## [Records to use]
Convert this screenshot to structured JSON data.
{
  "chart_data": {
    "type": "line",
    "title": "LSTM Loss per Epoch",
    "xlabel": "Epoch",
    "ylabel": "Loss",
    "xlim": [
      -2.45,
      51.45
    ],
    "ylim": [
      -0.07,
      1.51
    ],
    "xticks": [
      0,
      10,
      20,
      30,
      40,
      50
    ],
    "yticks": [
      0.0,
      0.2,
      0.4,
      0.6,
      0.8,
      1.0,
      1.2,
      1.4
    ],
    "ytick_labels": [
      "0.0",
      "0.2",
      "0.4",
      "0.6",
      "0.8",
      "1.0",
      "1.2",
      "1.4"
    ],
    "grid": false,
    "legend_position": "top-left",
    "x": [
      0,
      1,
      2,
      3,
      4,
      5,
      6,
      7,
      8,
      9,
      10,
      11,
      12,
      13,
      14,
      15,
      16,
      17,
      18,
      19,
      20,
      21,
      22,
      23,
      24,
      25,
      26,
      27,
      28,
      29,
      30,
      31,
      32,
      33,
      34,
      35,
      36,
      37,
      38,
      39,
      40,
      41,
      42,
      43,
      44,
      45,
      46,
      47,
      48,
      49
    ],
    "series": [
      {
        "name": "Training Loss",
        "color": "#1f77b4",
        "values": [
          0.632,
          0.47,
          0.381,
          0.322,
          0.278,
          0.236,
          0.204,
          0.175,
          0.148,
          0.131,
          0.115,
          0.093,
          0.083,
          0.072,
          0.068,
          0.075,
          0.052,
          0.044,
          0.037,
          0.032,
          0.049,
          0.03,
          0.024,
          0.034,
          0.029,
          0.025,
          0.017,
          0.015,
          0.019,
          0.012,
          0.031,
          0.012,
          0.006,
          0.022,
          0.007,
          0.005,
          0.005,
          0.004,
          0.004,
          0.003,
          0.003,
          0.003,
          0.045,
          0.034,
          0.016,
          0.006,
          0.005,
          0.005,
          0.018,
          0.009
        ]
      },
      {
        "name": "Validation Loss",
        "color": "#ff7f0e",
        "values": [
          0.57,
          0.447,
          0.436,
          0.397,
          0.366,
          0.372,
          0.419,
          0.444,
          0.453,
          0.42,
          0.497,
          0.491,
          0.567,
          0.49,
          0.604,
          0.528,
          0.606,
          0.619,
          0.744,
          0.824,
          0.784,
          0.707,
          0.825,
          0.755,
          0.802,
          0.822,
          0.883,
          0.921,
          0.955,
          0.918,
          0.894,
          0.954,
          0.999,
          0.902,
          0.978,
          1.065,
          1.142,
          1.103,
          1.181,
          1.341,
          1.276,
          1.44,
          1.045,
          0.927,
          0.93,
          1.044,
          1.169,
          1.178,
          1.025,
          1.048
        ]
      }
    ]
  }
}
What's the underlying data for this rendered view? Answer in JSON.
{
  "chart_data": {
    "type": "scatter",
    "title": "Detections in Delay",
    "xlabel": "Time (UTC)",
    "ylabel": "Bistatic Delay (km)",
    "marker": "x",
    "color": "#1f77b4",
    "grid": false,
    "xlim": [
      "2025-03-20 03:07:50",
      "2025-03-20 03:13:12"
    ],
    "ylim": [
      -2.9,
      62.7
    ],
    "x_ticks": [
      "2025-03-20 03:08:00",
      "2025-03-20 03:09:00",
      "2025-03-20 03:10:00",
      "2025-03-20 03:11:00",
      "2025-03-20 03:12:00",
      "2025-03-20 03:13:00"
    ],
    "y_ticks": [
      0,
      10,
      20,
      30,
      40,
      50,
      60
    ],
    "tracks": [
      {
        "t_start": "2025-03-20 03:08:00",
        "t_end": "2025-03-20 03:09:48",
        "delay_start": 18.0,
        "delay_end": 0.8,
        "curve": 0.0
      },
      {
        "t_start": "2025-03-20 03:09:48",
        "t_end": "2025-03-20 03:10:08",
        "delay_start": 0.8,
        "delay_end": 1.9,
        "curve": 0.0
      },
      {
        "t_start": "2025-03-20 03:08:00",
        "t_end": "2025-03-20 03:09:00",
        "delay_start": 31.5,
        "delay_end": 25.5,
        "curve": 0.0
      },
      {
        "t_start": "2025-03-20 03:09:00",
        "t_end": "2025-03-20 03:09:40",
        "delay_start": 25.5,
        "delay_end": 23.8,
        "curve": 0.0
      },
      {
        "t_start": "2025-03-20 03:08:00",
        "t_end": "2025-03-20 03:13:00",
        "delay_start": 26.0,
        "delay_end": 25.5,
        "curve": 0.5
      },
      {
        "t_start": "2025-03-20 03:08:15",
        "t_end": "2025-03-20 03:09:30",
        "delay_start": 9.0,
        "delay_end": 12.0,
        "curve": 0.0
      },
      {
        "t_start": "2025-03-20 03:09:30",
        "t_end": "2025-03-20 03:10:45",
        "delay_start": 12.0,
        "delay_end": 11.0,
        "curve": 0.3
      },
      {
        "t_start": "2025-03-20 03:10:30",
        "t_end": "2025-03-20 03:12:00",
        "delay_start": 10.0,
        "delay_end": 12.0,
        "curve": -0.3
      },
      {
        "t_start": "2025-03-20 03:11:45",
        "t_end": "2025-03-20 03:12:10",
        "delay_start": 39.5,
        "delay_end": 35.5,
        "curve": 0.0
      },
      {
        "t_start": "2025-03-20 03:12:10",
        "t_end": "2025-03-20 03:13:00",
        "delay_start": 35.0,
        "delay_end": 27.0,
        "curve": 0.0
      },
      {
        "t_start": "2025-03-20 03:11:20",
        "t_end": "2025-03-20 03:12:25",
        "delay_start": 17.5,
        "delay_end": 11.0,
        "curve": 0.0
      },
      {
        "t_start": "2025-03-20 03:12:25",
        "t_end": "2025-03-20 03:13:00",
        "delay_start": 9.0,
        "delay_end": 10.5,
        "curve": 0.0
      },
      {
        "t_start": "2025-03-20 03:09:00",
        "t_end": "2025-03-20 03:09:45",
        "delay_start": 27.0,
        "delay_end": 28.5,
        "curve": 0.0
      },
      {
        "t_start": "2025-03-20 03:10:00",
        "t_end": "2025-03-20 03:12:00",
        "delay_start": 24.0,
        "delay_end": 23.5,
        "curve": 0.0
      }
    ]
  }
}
...
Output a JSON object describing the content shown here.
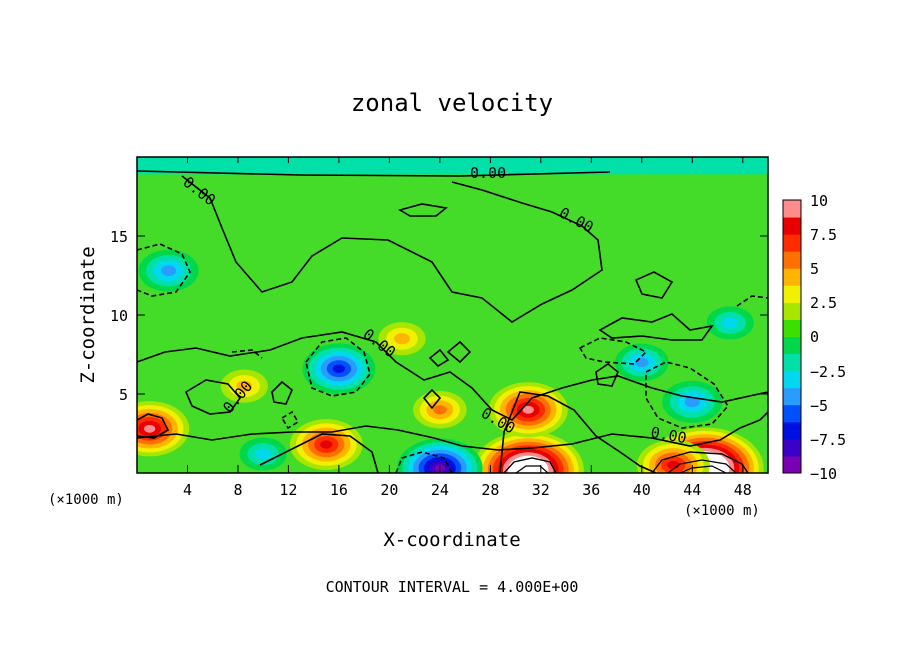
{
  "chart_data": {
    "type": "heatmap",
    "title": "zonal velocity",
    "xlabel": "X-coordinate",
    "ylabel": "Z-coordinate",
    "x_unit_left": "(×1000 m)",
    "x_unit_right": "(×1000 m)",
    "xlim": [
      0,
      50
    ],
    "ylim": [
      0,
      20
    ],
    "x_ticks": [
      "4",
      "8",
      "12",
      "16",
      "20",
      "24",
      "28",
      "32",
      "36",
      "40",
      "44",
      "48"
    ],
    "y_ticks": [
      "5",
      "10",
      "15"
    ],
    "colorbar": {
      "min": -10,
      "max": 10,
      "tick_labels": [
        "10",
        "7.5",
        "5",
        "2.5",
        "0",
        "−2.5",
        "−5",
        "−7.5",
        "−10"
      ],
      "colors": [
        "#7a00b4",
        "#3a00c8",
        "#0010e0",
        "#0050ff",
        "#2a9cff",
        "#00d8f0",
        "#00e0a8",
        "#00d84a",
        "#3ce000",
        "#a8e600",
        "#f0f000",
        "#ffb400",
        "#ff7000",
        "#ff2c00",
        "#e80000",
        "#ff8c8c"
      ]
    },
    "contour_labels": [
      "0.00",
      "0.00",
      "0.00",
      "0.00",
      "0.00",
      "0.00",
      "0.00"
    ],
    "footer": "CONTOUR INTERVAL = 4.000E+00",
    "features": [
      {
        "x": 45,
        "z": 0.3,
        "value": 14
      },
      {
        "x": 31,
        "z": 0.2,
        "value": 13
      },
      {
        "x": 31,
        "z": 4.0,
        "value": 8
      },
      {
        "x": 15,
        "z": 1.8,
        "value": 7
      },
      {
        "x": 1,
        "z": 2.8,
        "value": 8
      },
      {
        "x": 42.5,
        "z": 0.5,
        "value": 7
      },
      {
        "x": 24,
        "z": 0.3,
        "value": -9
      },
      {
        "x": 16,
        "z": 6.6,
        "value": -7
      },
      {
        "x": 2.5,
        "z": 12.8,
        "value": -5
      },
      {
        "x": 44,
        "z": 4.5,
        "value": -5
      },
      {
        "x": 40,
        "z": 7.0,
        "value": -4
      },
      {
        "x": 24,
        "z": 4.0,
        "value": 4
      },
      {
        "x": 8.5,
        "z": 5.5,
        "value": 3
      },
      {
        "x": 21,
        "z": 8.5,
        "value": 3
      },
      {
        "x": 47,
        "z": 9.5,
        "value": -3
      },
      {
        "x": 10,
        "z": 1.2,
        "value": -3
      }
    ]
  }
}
...
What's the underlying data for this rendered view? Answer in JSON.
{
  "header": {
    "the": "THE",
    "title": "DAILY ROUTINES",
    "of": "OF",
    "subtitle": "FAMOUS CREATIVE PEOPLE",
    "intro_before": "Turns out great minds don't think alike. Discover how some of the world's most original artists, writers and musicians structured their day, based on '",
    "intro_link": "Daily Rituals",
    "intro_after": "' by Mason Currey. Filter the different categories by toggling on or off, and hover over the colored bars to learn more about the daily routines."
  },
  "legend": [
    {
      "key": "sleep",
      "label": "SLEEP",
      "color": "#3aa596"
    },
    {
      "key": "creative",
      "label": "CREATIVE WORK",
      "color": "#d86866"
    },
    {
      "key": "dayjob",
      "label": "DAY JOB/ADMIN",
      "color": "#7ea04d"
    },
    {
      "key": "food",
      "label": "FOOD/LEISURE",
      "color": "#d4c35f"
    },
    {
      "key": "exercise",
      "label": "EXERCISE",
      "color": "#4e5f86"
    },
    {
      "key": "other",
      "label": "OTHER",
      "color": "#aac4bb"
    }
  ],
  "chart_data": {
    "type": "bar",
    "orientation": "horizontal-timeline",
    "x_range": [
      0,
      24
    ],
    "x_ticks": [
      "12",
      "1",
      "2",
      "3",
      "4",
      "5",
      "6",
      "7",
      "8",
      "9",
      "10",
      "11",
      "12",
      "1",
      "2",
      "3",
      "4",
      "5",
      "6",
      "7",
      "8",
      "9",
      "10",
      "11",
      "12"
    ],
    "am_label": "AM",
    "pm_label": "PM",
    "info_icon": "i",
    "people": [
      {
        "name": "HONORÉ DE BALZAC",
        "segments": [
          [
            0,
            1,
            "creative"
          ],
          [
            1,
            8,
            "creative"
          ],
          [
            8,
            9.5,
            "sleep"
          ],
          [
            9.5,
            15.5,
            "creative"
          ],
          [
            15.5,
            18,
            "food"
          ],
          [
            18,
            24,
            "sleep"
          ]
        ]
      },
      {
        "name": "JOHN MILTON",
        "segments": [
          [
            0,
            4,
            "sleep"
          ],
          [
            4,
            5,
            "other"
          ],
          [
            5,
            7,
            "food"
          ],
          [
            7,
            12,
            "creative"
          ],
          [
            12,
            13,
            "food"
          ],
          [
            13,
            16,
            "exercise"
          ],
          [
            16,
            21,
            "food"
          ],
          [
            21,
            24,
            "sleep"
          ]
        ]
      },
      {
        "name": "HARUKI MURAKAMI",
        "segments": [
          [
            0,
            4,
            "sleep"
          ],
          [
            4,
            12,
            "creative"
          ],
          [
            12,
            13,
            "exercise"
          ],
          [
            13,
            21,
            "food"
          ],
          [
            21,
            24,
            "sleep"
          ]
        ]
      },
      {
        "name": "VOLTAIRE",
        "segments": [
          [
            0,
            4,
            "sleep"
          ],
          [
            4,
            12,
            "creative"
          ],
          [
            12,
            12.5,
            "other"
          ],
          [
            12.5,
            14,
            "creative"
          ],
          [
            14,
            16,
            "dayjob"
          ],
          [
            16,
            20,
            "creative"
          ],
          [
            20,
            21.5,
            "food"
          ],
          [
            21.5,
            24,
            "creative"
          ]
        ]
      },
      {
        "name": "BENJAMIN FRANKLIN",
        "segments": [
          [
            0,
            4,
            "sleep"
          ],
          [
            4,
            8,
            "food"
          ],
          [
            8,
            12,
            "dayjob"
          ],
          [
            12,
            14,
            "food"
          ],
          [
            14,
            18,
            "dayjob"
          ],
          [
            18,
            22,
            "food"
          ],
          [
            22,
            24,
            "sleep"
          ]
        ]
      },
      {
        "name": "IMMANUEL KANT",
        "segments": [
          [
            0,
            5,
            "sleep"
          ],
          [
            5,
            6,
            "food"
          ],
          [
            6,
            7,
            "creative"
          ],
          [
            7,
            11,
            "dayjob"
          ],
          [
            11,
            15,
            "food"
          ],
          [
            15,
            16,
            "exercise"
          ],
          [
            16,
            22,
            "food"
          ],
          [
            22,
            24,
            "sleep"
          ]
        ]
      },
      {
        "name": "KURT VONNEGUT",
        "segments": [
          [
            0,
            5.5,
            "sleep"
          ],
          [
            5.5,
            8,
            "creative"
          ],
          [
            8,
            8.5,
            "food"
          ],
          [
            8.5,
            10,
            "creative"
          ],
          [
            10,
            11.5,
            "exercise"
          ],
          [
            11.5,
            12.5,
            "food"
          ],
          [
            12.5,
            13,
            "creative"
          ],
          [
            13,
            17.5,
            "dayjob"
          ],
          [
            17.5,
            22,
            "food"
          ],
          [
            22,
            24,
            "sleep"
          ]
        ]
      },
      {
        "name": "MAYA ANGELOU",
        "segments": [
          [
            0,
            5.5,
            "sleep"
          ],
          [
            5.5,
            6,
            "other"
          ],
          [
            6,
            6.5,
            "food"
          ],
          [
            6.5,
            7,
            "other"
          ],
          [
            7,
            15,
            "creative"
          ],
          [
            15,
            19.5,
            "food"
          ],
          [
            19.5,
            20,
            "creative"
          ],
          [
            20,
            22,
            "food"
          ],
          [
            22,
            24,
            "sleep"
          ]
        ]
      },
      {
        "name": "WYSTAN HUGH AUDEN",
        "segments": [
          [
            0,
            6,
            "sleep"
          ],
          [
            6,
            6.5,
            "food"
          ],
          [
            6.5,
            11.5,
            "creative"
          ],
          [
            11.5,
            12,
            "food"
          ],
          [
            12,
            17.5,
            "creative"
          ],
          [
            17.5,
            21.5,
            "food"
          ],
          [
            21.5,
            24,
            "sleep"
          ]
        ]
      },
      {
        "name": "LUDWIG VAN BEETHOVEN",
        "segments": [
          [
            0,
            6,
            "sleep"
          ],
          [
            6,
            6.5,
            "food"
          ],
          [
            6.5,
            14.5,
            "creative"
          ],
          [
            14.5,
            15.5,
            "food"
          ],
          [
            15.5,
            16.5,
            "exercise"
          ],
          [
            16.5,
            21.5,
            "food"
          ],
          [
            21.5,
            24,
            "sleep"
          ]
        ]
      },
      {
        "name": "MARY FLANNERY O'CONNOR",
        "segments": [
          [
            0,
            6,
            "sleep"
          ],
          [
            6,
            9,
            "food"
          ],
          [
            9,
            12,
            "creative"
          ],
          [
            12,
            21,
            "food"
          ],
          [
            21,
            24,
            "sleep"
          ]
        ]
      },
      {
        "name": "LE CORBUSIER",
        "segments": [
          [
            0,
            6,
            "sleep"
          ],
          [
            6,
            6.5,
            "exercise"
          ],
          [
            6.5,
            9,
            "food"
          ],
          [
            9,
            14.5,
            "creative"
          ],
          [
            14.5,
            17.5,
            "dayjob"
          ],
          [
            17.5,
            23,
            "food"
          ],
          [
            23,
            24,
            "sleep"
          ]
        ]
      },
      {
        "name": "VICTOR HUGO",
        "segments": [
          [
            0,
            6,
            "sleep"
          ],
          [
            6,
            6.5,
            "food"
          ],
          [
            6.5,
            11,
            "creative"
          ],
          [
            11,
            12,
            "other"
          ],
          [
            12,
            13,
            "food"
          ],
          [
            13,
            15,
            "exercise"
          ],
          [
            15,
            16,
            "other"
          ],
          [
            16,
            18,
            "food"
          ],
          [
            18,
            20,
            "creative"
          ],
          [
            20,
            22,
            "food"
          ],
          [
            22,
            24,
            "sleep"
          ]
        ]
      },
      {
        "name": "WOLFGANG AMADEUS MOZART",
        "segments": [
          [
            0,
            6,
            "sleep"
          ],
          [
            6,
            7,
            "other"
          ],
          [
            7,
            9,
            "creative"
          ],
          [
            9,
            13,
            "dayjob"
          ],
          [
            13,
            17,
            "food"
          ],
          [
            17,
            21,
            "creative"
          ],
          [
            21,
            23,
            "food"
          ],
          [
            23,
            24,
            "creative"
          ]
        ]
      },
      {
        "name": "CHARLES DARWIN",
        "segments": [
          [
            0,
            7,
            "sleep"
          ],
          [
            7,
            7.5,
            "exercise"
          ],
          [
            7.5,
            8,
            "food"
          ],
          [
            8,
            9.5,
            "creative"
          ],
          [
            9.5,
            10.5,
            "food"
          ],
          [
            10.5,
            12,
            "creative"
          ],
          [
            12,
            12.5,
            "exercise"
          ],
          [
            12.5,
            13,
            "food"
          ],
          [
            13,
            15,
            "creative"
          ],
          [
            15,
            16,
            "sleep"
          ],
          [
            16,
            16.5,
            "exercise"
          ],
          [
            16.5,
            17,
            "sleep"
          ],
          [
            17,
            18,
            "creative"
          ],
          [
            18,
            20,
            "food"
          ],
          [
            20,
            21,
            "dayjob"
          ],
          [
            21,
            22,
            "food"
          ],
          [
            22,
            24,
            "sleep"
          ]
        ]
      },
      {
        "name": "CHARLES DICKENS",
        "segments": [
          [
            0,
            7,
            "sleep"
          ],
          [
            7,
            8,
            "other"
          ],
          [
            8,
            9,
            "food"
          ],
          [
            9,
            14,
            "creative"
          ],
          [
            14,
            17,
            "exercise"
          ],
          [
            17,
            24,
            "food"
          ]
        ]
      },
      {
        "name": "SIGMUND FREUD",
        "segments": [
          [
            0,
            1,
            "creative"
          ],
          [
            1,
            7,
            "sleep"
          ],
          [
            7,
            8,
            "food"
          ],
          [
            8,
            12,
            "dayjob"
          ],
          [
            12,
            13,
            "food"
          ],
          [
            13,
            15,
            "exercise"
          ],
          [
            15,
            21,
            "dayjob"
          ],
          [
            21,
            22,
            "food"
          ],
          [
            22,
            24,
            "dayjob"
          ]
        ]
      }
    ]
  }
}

## [Given problem]
What is the number of lines in this material that hold the string "xlabel"? Answer with that number only.

## [Full response]
3